__SET PROBLEM__: Copy all lines holding the word "door" from the entries.

Stored data:
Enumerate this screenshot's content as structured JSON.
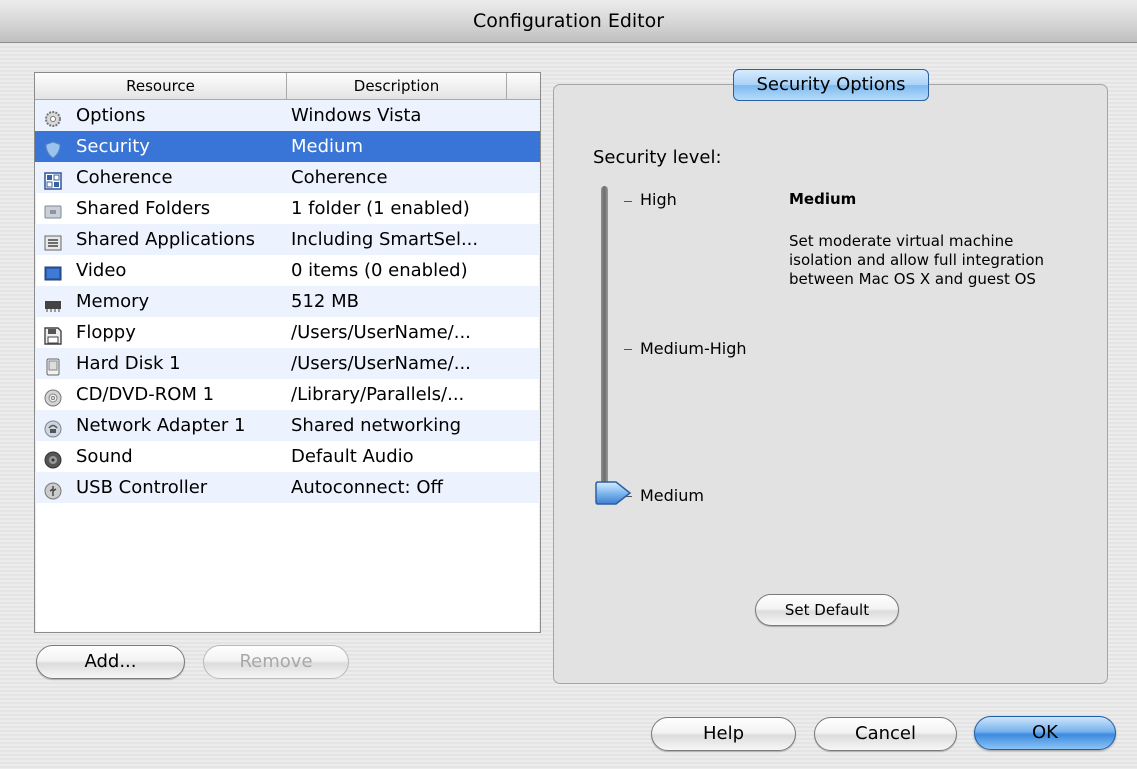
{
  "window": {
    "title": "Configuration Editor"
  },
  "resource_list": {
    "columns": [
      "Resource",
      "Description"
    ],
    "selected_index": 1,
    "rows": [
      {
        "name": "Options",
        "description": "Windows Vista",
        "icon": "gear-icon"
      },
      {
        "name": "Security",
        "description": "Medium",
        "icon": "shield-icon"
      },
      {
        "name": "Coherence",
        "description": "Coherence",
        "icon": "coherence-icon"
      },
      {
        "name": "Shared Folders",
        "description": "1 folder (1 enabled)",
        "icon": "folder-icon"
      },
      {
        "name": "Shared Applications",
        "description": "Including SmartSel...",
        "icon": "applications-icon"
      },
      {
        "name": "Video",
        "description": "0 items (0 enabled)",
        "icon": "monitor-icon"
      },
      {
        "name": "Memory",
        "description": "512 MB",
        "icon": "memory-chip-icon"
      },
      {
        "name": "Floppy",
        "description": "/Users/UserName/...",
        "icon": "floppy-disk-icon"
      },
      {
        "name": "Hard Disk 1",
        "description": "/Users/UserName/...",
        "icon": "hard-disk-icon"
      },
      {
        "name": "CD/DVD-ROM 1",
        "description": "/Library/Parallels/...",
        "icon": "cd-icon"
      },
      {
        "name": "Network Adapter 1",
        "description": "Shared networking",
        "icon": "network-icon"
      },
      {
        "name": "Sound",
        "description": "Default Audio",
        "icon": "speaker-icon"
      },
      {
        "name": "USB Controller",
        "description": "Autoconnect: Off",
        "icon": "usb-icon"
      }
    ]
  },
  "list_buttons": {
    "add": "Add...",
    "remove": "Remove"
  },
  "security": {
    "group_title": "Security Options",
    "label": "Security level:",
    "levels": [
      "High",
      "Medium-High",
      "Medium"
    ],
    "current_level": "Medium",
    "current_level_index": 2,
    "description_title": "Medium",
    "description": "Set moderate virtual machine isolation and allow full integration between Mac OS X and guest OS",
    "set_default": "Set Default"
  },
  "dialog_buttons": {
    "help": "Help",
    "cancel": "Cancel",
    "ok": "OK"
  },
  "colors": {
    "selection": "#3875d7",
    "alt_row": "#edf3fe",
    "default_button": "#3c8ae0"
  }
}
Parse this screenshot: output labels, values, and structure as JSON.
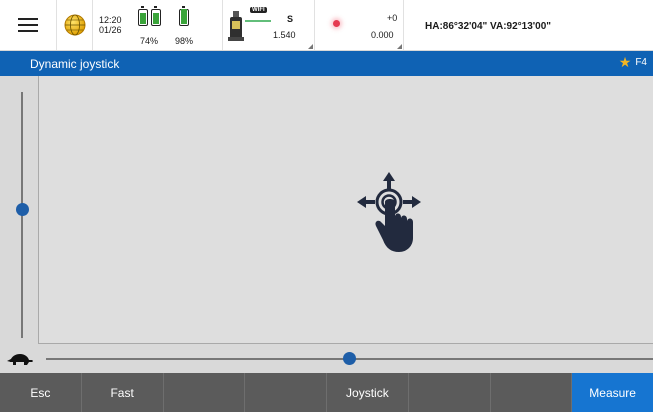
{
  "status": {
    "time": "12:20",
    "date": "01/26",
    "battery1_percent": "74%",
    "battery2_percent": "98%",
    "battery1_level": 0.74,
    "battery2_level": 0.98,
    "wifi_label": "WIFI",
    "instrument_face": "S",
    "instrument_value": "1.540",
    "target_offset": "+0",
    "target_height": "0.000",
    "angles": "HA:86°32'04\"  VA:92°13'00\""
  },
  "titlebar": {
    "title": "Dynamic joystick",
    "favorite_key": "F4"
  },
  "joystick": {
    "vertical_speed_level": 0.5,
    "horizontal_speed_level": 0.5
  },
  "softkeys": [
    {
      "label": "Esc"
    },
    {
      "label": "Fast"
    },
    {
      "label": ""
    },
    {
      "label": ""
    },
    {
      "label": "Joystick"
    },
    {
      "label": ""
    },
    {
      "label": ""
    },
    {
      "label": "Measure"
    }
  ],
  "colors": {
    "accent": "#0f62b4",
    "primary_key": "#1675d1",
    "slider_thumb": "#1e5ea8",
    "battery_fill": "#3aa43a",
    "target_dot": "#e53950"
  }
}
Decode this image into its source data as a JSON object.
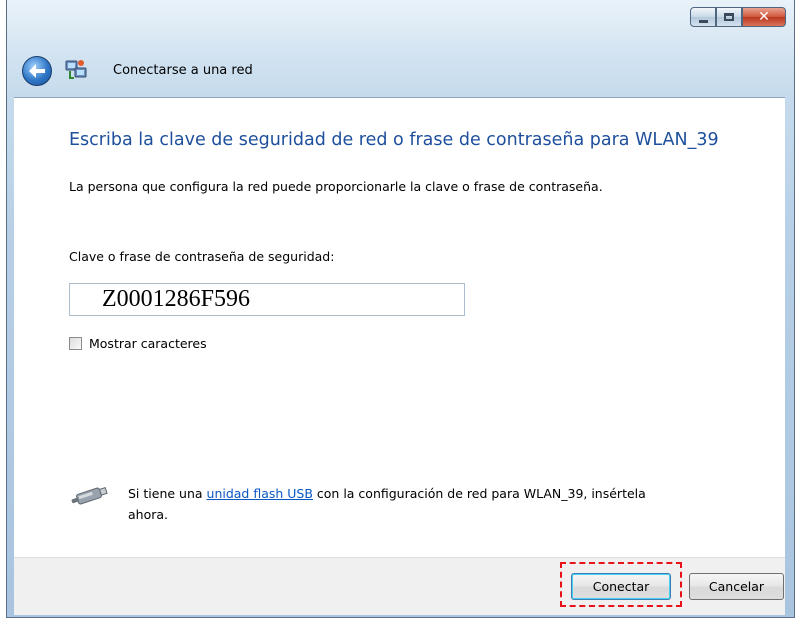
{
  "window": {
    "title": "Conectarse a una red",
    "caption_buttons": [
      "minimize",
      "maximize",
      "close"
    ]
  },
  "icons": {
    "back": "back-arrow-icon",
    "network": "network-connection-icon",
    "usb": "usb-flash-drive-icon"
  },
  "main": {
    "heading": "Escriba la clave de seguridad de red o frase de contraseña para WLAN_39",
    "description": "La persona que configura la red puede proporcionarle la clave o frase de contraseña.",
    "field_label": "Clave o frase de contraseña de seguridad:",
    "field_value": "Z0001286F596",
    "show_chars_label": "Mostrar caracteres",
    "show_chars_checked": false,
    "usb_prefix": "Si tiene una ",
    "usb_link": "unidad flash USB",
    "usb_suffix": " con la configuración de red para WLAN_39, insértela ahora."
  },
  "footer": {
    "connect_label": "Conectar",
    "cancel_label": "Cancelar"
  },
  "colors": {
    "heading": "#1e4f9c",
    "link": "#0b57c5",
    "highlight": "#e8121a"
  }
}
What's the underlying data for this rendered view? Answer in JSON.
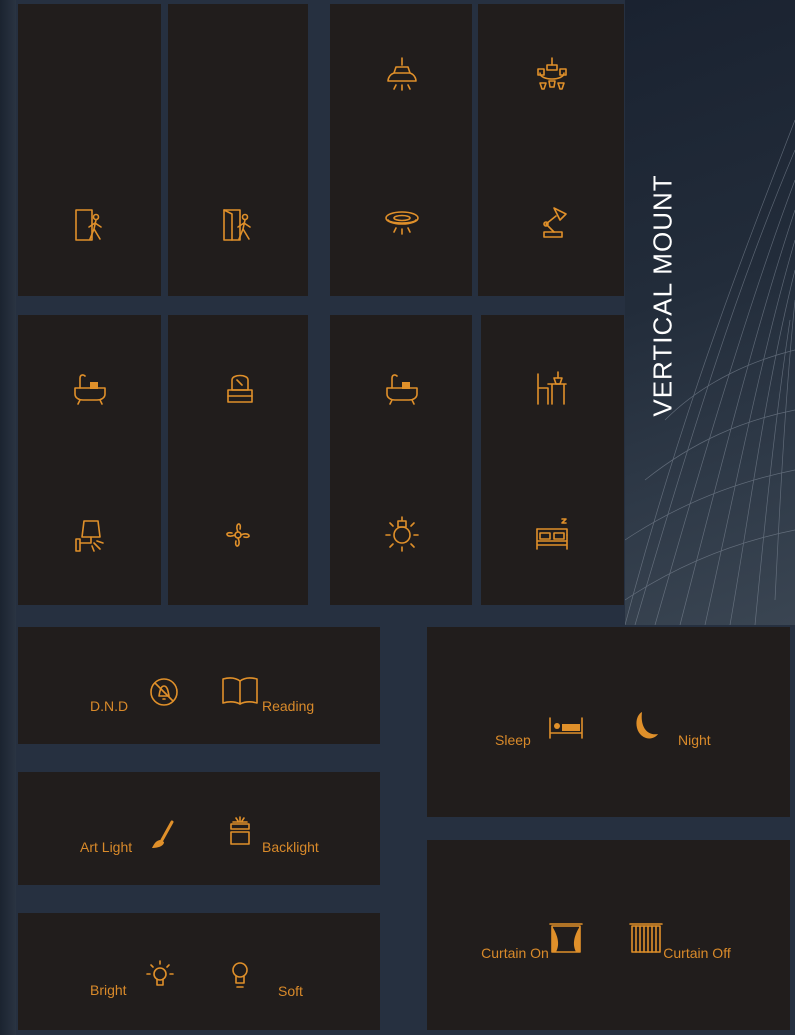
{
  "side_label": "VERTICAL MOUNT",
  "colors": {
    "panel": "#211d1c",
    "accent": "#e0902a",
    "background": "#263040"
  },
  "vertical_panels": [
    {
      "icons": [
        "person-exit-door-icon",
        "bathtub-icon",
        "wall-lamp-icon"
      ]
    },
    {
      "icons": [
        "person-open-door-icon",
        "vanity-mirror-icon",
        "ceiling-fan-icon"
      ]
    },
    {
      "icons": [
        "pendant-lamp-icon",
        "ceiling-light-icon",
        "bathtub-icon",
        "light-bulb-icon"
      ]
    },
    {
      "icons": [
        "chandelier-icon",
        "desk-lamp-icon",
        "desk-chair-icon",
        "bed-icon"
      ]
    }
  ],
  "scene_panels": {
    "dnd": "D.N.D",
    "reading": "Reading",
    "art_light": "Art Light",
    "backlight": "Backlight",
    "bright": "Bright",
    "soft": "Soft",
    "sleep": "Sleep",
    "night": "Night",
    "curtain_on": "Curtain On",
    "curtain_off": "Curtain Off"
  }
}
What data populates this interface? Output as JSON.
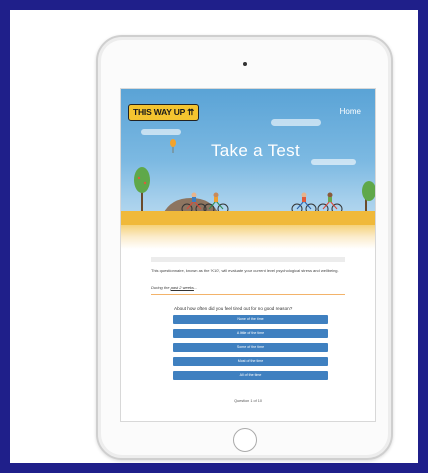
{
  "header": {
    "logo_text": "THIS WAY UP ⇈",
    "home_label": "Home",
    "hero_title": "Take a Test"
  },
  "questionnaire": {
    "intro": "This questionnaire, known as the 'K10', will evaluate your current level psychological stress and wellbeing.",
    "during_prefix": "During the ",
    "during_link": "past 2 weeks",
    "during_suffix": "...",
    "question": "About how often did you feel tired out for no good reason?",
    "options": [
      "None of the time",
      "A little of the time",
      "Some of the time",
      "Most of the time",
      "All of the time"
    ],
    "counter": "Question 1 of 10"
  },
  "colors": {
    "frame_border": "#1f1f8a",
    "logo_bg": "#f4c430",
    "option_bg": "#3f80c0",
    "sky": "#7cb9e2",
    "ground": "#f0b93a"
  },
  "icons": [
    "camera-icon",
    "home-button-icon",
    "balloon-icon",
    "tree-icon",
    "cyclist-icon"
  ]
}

__TASK RESPONSE__:
        "person-exit-door-icon",
        "person-open-door-icon",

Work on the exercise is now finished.